◆ **What the task requires**
Give every line below again, exactly.

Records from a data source
--------------------------------------------------

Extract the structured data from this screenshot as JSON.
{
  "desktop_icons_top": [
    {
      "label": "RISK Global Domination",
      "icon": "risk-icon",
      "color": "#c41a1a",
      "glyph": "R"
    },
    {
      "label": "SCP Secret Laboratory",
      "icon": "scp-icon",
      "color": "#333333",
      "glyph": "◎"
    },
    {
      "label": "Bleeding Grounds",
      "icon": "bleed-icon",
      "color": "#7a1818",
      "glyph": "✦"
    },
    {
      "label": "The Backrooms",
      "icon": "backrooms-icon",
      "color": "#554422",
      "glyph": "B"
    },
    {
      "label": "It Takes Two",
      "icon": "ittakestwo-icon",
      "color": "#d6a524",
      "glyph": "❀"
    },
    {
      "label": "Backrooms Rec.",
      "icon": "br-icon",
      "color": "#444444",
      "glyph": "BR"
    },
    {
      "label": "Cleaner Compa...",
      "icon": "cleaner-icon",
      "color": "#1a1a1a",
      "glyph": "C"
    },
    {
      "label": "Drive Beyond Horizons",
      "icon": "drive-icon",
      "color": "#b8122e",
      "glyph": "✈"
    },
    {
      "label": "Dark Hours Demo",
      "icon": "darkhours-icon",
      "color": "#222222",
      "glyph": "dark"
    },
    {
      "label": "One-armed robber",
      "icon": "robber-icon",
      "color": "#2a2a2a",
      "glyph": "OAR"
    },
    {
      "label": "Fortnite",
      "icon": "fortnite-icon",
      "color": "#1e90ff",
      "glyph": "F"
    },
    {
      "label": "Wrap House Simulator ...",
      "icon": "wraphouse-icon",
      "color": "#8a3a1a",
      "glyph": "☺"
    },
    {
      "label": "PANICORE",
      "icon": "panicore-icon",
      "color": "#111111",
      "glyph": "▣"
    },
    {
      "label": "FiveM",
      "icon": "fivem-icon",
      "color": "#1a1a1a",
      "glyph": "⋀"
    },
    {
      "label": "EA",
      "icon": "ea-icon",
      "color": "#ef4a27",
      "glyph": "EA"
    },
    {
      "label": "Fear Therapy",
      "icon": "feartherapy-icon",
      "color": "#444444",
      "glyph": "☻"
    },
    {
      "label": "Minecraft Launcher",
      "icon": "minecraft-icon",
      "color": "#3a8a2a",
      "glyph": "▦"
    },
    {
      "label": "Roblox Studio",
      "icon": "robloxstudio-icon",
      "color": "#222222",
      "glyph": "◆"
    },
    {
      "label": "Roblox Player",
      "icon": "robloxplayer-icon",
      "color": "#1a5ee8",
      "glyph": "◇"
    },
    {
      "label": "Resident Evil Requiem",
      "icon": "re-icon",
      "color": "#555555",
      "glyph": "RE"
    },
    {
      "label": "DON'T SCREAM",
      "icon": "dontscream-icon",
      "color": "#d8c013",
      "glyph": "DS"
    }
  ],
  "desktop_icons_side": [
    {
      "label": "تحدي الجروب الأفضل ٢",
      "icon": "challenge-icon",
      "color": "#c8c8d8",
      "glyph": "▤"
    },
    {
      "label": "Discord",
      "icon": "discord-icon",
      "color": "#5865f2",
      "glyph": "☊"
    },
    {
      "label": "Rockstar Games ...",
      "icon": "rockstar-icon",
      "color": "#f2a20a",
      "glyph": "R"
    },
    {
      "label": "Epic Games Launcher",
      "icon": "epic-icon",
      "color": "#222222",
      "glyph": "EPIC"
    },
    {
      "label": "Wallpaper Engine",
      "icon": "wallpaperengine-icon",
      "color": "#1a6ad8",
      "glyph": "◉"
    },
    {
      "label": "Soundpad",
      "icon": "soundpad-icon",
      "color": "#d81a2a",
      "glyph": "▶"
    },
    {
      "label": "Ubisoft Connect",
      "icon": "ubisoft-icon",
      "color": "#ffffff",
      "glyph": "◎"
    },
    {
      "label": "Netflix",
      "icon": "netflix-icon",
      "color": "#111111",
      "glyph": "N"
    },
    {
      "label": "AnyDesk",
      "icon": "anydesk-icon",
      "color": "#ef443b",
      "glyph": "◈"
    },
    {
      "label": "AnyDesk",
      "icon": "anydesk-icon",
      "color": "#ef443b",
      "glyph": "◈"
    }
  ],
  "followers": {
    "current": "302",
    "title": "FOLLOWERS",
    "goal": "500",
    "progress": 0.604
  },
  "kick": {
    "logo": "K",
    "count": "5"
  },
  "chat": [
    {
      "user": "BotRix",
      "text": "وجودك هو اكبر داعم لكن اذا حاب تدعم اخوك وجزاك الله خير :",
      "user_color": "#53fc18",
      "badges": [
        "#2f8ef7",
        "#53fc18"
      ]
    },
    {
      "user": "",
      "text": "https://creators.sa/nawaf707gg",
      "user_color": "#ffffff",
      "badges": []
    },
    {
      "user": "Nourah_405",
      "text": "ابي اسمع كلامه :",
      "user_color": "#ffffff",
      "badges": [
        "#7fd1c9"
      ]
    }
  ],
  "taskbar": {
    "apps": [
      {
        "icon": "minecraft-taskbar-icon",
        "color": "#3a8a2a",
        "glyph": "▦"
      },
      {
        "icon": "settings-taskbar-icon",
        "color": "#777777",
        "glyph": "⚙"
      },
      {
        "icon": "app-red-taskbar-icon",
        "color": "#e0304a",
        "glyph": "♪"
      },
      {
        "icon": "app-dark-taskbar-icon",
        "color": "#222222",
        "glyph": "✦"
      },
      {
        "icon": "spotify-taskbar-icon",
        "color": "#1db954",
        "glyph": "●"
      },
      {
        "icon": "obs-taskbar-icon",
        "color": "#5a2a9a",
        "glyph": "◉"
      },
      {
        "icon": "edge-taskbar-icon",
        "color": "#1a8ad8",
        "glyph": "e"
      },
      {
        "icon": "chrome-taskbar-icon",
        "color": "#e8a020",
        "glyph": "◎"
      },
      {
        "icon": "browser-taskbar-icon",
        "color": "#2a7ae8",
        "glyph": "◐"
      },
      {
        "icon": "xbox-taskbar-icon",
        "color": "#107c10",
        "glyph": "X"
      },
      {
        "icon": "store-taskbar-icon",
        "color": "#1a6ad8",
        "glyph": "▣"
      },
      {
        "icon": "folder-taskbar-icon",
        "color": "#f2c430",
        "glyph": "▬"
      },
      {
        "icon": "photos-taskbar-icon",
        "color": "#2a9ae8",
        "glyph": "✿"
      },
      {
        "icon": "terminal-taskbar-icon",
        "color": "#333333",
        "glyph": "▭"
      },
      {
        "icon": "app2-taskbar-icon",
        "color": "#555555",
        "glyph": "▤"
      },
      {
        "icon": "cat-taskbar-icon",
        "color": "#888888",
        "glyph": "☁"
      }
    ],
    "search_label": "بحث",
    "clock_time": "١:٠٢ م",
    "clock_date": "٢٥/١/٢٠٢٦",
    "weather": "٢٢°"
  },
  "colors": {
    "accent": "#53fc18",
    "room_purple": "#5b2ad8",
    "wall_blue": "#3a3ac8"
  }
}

--------------------------------------------------

◆ **Result of the task**
Extract the structured data from this screenshot as JSON.
{
  "desktop_icons_top": [
    {
      "label": "RISK Global Domination",
      "icon": "risk-icon",
      "color": "#c41a1a",
      "glyph": "R"
    },
    {
      "label": "SCP Secret Laboratory",
      "icon": "scp-icon",
      "color": "#333333",
      "glyph": "◎"
    },
    {
      "label": "Bleeding Grounds",
      "icon": "bleed-icon",
      "color": "#7a1818",
      "glyph": "✦"
    },
    {
      "label": "The Backrooms",
      "icon": "backrooms-icon",
      "color": "#554422",
      "glyph": "B"
    },
    {
      "label": "It Takes Two",
      "icon": "ittakestwo-icon",
      "color": "#d6a524",
      "glyph": "❀"
    },
    {
      "label": "Backrooms Rec.",
      "icon": "br-icon",
      "color": "#444444",
      "glyph": "BR"
    },
    {
      "label": "Cleaner Compa...",
      "icon": "cleaner-icon",
      "color": "#1a1a1a",
      "glyph": "C"
    },
    {
      "label": "Drive Beyond Horizons",
      "icon": "drive-icon",
      "color": "#b8122e",
      "glyph": "✈"
    },
    {
      "label": "Dark Hours Demo",
      "icon": "darkhours-icon",
      "color": "#222222",
      "glyph": "dark"
    },
    {
      "label": "One-armed robber",
      "icon": "robber-icon",
      "color": "#2a2a2a",
      "glyph": "OAR"
    },
    {
      "label": "Fortnite",
      "icon": "fortnite-icon",
      "color": "#1e90ff",
      "glyph": "F"
    },
    {
      "label": "Wrap House Simulator ...",
      "icon": "wraphouse-icon",
      "color": "#8a3a1a",
      "glyph": "☺"
    },
    {
      "label": "PANICORE",
      "icon": "panicore-icon",
      "color": "#111111",
      "glyph": "▣"
    },
    {
      "label": "FiveM",
      "icon": "fivem-icon",
      "color": "#1a1a1a",
      "glyph": "⋀"
    },
    {
      "label": "EA",
      "icon": "ea-icon",
      "color": "#ef4a27",
      "glyph": "EA"
    },
    {
      "label": "Fear Therapy",
      "icon": "feartherapy-icon",
      "color": "#444444",
      "glyph": "☻"
    },
    {
      "label": "Minecraft Launcher",
      "icon": "minecraft-icon",
      "color": "#3a8a2a",
      "glyph": "▦"
    },
    {
      "label": "Roblox Studio",
      "icon": "robloxstudio-icon",
      "color": "#222222",
      "glyph": "◆"
    },
    {
      "label": "Roblox Player",
      "icon": "robloxplayer-icon",
      "color": "#1a5ee8",
      "glyph": "◇"
    },
    {
      "label": "Resident Evil Requiem",
      "icon": "re-icon",
      "color": "#555555",
      "glyph": "RE"
    },
    {
      "label": "DON'T SCREAM",
      "icon": "dontscream-icon",
      "color": "#d8c013",
      "glyph": "DS"
    }
  ],
  "desktop_icons_side": [
    {
      "label": "تحدي الجروب الأفضل ٢",
      "icon": "challenge-icon",
      "color": "#c8c8d8",
      "glyph": "▤"
    },
    {
      "label": "Discord",
      "icon": "discord-icon",
      "color": "#5865f2",
      "glyph": "☊"
    },
    {
      "label": "Rockstar Games ...",
      "icon": "rockstar-icon",
      "color": "#f2a20a",
      "glyph": "R"
    },
    {
      "label": "Epic Games Launcher",
      "icon": "epic-icon",
      "color": "#222222",
      "glyph": "EPIC"
    },
    {
      "label": "Wallpaper Engine",
      "icon": "wallpaperengine-icon",
      "color": "#1a6ad8",
      "glyph": "◉"
    },
    {
      "label": "Soundpad",
      "icon": "soundpad-icon",
      "color": "#d81a2a",
      "glyph": "▶"
    },
    {
      "label": "Ubisoft Connect",
      "icon": "ubisoft-icon",
      "color": "#ffffff",
      "glyph": "◎"
    },
    {
      "label": "Netflix",
      "icon": "netflix-icon",
      "color": "#111111",
      "glyph": "N"
    },
    {
      "label": "AnyDesk",
      "icon": "anydesk-icon",
      "color": "#ef443b",
      "glyph": "◈"
    },
    {
      "label": "AnyDesk",
      "icon": "anydesk-icon",
      "color": "#ef443b",
      "glyph": "◈"
    }
  ],
  "followers": {
    "current": "302",
    "title": "FOLLOWERS",
    "goal": "500",
    "progress": 0.604
  },
  "kick": {
    "logo": "K",
    "count": "5"
  },
  "chat": [
    {
      "user": "BotRix",
      "text": "وجودك هو اكبر داعم لكن اذا حاب تدعم اخوك وجزاك الله خير :",
      "user_color": "#53fc18",
      "badges": [
        "#2f8ef7",
        "#53fc18"
      ]
    },
    {
      "user": "",
      "text": "https://creators.sa/nawaf707gg",
      "user_color": "#ffffff",
      "badges": []
    },
    {
      "user": "Nourah_405",
      "text": "ابي اسمع كلامه :",
      "user_color": "#ffffff",
      "badges": [
        "#7fd1c9"
      ]
    }
  ],
  "taskbar": {
    "apps": [
      {
        "icon": "minecraft-taskbar-icon",
        "color": "#3a8a2a",
        "glyph": "▦"
      },
      {
        "icon": "settings-taskbar-icon",
        "color": "#777777",
        "glyph": "⚙"
      },
      {
        "icon": "app-red-taskbar-icon",
        "color": "#e0304a",
        "glyph": "♪"
      },
      {
        "icon": "app-dark-taskbar-icon",
        "color": "#222222",
        "glyph": "✦"
      },
      {
        "icon": "spotify-taskbar-icon",
        "color": "#1db954",
        "glyph": "●"
      },
      {
        "icon": "obs-taskbar-icon",
        "color": "#5a2a9a",
        "glyph": "◉"
      },
      {
        "icon": "edge-taskbar-icon",
        "color": "#1a8ad8",
        "glyph": "e"
      },
      {
        "icon": "chrome-taskbar-icon",
        "color": "#e8a020",
        "glyph": "◎"
      },
      {
        "icon": "browser-taskbar-icon",
        "color": "#2a7ae8",
        "glyph": "◐"
      },
      {
        "icon": "xbox-taskbar-icon",
        "color": "#107c10",
        "glyph": "X"
      },
      {
        "icon": "store-taskbar-icon",
        "color": "#1a6ad8",
        "glyph": "▣"
      },
      {
        "icon": "folder-taskbar-icon",
        "color": "#f2c430",
        "glyph": "▬"
      },
      {
        "icon": "photos-taskbar-icon",
        "color": "#2a9ae8",
        "glyph": "✿"
      },
      {
        "icon": "terminal-taskbar-icon",
        "color": "#333333",
        "glyph": "▭"
      },
      {
        "icon": "app2-taskbar-icon",
        "color": "#555555",
        "glyph": "▤"
      },
      {
        "icon": "cat-taskbar-icon",
        "color": "#888888",
        "glyph": "☁"
      }
    ],
    "search_label": "بحث",
    "clock_time": "١:٠٢ م",
    "clock_date": "٢٥/١/٢٠٢٦",
    "weather": "٢٢°"
  },
  "colors": {
    "accent": "#53fc18",
    "room_purple": "#5b2ad8",
    "wall_blue": "#3a3ac8"
  }
}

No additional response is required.